** START Data to use **
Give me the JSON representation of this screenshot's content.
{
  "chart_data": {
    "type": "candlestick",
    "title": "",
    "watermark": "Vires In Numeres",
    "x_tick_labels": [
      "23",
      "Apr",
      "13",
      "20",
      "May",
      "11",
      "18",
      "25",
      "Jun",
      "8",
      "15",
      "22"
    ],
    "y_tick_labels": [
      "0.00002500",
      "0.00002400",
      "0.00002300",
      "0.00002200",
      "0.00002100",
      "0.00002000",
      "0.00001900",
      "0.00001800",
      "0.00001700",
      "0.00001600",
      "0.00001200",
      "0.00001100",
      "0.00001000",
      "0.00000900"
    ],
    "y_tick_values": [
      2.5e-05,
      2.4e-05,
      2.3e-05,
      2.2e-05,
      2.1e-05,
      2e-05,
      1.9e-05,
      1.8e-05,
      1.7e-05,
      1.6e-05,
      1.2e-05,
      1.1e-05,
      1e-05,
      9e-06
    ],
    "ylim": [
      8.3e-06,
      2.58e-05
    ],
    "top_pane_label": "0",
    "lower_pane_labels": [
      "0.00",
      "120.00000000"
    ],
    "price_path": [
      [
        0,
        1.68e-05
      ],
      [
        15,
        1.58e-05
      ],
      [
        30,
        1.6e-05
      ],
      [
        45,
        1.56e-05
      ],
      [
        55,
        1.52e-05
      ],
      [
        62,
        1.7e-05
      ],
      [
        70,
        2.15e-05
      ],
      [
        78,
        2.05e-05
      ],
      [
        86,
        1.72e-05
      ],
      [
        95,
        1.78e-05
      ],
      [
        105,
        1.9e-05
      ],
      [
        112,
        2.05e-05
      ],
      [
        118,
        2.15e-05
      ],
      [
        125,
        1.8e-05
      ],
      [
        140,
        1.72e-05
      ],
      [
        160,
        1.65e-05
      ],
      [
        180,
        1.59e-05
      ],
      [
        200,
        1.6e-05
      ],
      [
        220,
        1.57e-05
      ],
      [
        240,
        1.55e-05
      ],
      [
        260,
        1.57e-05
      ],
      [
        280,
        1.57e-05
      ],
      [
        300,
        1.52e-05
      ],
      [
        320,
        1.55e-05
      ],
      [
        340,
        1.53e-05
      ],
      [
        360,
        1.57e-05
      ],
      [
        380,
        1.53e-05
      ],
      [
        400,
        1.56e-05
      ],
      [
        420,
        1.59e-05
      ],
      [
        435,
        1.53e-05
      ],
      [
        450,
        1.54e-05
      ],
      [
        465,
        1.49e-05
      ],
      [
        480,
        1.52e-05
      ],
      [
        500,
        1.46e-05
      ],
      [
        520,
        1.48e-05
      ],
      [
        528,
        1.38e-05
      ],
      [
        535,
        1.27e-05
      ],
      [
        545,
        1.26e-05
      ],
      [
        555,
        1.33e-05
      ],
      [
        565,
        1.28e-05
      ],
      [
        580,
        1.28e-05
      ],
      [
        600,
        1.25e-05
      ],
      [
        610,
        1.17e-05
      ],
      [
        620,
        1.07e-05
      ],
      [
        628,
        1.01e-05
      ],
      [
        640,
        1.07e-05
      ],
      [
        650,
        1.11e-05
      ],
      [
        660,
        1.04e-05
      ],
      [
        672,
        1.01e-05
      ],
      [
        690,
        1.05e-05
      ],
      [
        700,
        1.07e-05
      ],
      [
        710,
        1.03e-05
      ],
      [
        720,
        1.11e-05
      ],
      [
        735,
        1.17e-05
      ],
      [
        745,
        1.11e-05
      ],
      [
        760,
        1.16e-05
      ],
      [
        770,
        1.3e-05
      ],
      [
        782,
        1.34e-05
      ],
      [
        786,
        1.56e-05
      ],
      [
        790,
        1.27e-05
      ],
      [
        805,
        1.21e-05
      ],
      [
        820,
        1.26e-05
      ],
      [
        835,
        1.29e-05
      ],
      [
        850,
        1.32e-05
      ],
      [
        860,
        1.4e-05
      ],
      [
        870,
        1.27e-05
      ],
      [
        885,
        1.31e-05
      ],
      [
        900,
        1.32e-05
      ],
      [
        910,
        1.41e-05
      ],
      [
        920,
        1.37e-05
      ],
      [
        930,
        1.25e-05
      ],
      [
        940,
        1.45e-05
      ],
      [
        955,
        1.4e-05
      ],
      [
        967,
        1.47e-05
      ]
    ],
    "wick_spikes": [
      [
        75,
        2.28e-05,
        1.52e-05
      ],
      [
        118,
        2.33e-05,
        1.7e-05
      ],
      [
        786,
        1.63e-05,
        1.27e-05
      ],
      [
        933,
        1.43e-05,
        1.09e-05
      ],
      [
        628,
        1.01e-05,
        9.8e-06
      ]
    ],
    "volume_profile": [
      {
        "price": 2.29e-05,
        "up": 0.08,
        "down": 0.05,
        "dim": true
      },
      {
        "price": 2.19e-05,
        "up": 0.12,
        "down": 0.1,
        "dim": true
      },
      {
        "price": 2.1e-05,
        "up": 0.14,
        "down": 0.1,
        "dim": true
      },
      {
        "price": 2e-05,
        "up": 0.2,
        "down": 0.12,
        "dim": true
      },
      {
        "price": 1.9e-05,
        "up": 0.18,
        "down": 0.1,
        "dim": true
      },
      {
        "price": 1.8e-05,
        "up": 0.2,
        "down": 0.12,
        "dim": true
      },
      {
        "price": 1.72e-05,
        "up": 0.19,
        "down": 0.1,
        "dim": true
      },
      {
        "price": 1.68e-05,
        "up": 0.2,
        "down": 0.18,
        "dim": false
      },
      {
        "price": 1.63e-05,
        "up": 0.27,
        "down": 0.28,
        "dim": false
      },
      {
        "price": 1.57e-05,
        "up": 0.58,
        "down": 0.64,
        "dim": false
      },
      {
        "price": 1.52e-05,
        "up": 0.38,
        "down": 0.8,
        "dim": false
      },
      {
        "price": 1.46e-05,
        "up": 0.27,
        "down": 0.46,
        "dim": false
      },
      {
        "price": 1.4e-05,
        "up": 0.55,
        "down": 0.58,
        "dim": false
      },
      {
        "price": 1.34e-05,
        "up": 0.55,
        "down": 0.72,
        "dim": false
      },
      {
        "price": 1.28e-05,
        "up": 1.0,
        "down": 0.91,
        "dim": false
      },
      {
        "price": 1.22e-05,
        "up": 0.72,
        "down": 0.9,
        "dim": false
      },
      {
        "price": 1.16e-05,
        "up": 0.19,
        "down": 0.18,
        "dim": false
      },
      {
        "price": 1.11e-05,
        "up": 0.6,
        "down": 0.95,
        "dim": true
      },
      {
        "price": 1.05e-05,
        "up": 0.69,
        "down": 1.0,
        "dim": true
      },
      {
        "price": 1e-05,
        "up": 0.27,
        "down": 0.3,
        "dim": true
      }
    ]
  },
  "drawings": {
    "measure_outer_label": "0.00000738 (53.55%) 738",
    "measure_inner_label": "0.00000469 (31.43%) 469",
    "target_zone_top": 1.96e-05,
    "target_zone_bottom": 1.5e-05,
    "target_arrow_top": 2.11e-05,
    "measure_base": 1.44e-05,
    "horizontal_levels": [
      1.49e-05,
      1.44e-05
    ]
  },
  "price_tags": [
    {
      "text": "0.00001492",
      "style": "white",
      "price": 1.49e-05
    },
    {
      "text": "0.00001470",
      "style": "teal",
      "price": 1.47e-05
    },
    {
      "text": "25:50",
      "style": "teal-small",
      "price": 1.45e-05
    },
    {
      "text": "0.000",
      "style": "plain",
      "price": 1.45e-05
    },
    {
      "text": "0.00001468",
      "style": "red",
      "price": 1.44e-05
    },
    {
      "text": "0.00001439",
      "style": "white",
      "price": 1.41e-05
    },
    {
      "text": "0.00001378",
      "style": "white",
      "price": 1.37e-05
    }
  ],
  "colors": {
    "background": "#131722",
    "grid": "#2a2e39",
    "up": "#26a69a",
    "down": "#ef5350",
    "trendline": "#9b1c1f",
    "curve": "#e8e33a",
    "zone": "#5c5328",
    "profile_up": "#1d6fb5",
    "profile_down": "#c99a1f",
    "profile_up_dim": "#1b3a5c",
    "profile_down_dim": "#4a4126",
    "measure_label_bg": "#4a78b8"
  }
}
** END Data to use **
Do this -
Find the word "text" in the entries, and copy every line it shows up in.

Solution -
      "text": "0.00001492",
      "text": "0.00001470",
      "text": "25:50",
      "text": "0.000",
      "text": "0.00001468",
      "text": "0.00001439",
      "text": "0.00001378",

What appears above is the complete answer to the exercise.